The task:
The data must be returned in full and exactly as given.

──────── Raw records

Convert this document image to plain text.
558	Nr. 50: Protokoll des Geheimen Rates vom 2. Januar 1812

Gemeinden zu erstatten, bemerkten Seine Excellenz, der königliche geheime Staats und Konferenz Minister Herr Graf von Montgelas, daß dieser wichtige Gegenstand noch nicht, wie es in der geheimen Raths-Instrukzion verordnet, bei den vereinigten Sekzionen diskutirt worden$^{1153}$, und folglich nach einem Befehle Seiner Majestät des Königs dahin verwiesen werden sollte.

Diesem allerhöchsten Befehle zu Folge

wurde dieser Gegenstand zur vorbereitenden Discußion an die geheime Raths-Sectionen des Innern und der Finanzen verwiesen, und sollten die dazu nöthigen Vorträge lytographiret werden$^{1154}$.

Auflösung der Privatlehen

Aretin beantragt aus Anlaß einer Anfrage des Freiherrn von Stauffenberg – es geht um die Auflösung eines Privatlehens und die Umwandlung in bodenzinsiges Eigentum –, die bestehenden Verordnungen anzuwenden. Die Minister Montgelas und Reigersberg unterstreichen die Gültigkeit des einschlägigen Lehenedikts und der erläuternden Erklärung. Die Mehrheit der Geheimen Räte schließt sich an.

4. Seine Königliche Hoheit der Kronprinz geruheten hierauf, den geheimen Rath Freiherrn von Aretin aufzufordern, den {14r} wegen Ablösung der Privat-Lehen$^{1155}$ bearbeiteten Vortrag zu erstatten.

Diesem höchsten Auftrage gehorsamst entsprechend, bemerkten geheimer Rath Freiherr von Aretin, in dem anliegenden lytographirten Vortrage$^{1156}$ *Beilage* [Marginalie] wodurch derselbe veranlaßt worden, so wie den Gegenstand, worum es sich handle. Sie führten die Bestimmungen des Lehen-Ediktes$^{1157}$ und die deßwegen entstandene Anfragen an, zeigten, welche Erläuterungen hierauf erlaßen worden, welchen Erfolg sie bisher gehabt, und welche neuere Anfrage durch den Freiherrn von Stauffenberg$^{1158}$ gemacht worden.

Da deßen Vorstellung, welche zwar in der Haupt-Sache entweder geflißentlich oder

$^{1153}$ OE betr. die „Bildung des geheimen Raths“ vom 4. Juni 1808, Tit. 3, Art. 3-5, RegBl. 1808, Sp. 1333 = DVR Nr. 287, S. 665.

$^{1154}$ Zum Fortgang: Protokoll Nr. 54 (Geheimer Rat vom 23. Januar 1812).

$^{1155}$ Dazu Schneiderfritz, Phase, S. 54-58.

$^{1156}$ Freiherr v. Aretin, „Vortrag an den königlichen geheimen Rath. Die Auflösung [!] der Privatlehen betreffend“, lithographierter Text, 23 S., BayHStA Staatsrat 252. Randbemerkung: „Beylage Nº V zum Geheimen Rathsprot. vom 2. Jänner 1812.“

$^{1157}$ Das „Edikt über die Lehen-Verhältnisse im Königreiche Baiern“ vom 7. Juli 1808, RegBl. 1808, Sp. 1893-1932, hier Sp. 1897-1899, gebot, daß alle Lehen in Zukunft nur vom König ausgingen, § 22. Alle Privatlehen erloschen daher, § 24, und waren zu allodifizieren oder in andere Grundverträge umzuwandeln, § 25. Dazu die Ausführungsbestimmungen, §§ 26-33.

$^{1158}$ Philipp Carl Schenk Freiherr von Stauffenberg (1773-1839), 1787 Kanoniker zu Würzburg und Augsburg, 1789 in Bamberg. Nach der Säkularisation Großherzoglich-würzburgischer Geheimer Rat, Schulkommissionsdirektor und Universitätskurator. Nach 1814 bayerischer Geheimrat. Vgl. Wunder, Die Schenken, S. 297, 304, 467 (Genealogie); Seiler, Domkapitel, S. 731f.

────────────────

Answer below:
Convert this document image to plain text.
558	Nr. 50: Protokoll des Geheimen Rates vom 2. Januar 1812

Gemeinden zu erstatten, bemerkten Seine Excellenz, der königliche geheime Staats und Konferenz Minister Herr Graf von Montgelas, daß dieser wichtige Gegenstand noch nicht, wie es in der geheimen Raths-Instrukzion verordnet, bei den vereinigten Sekzionen diskutirt worden$^{1153}$, und folglich nach einem Befehle Seiner Majestät des Königs dahin verwiesen werden sollte.

Diesem allerhöchsten Befehle zu Folge

wurde dieser Gegenstand zur vorbereitenden Discußion an die geheime Raths-Sectionen des Innern und der Finanzen verwiesen, und sollten die dazu nöthigen Vorträge lytographiret werden$^{1154}$.

Auflösung der Privatlehen

Aretin beantragt aus Anlaß einer Anfrage des Freiherrn von Stauffenberg – es geht um die Auflösung eines Privatlehens und die Umwandlung in bodenzinsiges Eigentum –, die bestehenden Verordnungen anzuwenden. Die Minister Montgelas und Reigersberg unterstreichen die Gültigkeit des einschlägigen Lehenedikts und der erläuternden Erklärung. Die Mehrheit der Geheimen Räte schließt sich an.

4. Seine Königliche Hoheit der Kronprinz geruheten hierauf, den geheimen Rath Freiherrn von Aretin aufzufordern, den {14r} wegen Ablösung der Privat-Lehen$^{1155}$ bearbeiteten Vortrag zu erstatten.

Diesem höchsten Auftrage gehorsamst entsprechend, bemerkten geheimer Rath Freiherr von Aretin, in dem anliegenden lytographirten Vortrage$^{1156}$ *Beilage* [Marginalie] wodurch derselbe veranlaßt worden, so wie den Gegenstand, worum es sich handle. Sie führten die Bestimmungen des Lehen-Ediktes$^{1157}$ und die deßwegen entstandene Anfragen an, zeigten, welche Erläuterungen hierauf erlaßen worden, welchen Erfolg sie bisher gehabt, und welche neuere Anfrage durch den Freiherrn von Stauffenberg$^{1158}$ gemacht worden.

Da deßen Vorstellung, welche zwar in der Haupt-Sache entweder geflißentlich oder

$^{1153}$ OE betr. die „Bildung des geheimen Raths“ vom 4. Juni 1808, Tit. 3, Art. 3-5, RegBl. 1808, Sp. 1333 = DVR Nr. 287, S. 665.

$^{1154}$ Zum Fortgang: Protokoll Nr. 54 (Geheimer Rat vom 23. Januar 1812).

$^{1155}$ Dazu Schneiderfritz, Phase, S. 54-58.

$^{1156}$ Freiherr v. Aretin, „Vortrag an den königlichen geheimen Rath. Die Auflösung [!] der Privatlehen betreffend“, lithographierter Text, 23 S., BayHStA Staatsrat 252. Randbemerkung: „Beylage Nº V zum Geheimen Rathsprot. vom 2. Jänner 1812.“

$^{1157}$ Das „Edikt über die Lehen-Verhältnisse im Königreiche Baiern“ vom 7. Juli 1808, RegBl. 1808, Sp. 1893-1932, hier Sp. 1897-1899, gebot, daß alle Lehen in Zukunft nur vom König ausgingen, § 22. Alle Privatlehen erloschen daher, § 24, und waren zu allodifizieren oder in andere Grundverträge umzuwandeln, § 25. Dazu die Ausführungsbestimmungen, §§ 26-33.

$^{1158}$ Philipp Carl Schenk Freiherr von Stauffenberg (1773-1839), 1787 Kanoniker zu Würzburg und Augsburg, 1789 in Bamberg. Nach der Säkularisation Großherzoglich-würzburgischer Geheimer Rat, Schulkommissionsdirektor und Universitätskurator. Nach 1814 bayerischer Geheimrat. Vgl. Wunder, Die Schenken, S. 297, 304, 467 (Genealogie); Seiler, Domkapitel, S. 731f.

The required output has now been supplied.